**GIVEN PROBLEM:** Quote the whole listing verbatim.

════

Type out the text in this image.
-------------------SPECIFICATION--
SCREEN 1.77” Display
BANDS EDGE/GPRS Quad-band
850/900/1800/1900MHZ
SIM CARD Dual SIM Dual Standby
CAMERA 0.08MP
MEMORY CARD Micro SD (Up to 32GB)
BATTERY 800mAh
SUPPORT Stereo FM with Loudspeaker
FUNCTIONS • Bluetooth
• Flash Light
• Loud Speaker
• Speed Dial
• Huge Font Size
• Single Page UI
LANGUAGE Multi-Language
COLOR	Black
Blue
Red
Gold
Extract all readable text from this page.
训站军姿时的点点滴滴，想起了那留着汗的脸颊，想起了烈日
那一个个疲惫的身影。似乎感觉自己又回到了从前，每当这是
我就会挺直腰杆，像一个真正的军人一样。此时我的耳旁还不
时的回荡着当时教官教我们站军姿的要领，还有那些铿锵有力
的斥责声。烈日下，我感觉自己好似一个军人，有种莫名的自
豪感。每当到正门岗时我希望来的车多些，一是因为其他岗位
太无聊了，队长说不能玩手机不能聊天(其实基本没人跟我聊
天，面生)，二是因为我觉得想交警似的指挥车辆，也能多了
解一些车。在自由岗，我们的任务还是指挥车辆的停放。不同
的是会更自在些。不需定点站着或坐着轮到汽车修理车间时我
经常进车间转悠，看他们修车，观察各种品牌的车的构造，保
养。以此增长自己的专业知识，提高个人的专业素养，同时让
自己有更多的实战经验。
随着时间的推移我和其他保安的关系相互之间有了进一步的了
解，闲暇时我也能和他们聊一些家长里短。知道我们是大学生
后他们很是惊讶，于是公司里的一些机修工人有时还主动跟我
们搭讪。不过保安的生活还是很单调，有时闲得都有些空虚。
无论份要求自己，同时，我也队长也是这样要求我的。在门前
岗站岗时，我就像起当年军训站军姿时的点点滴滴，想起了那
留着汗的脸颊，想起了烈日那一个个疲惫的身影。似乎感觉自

════

**RESPONSE TO THIS TASK:**
Type out the text in this image.
-------------------SPECIFICATION--
SCREEN 1.77” Display
BANDS EDGE/GPRS Quad-band
850/900/1800/1900MHZ
SIM CARD Dual SIM Dual Standby
CAMERA 0.08MP
MEMORY CARD Micro SD (Up to 32GB)
BATTERY 800mAh
SUPPORT Stereo FM with Loudspeaker
FUNCTIONS • Bluetooth
• Flash Light
• Loud Speaker
• Speed Dial
• Huge Font Size
• Single Page UI
LANGUAGE Multi-Language
COLOR	Black
Blue
Red
Gold
Extract all readable text from this page.
训站军姿时的点点滴滴，想起了那留着汗的脸颊，想起了烈日
那一个个疲惫的身影。似乎感觉自己又回到了从前，每当这是
我就会挺直腰杆，像一个真正的军人一样。此时我的耳旁还不
时的回荡着当时教官教我们站军姿的要领，还有那些铿锵有力
的斥责声。烈日下，我感觉自己好似一个军人，有种莫名的自
豪感。每当到正门岗时我希望来的车多些，一是因为其他岗位
太无聊了，队长说不能玩手机不能聊天(其实基本没人跟我聊
天，面生)，二是因为我觉得想交警似的指挥车辆，也能多了
解一些车。在自由岗，我们的任务还是指挥车辆的停放。不同
的是会更自在些。不需定点站着或坐着轮到汽车修理车间时我
经常进车间转悠，看他们修车，观察各种品牌的车的构造，保
养。以此增长自己的专业知识，提高个人的专业素养，同时让
自己有更多的实战经验。
随着时间的推移我和其他保安的关系相互之间有了进一步的了
解，闲暇时我也能和他们聊一些家长里短。知道我们是大学生
后他们很是惊讶，于是公司里的一些机修工人有时还主动跟我
们搭讪。不过保安的生活还是很单调，有时闲得都有些空虚。
无论份要求自己，同时，我也队长也是这样要求我的。在门前
岗站岗时，我就像起当年军训站军姿时的点点滴滴，想起了那
留着汗的脸颊，想起了烈日那一个个疲惫的身影。似乎感觉自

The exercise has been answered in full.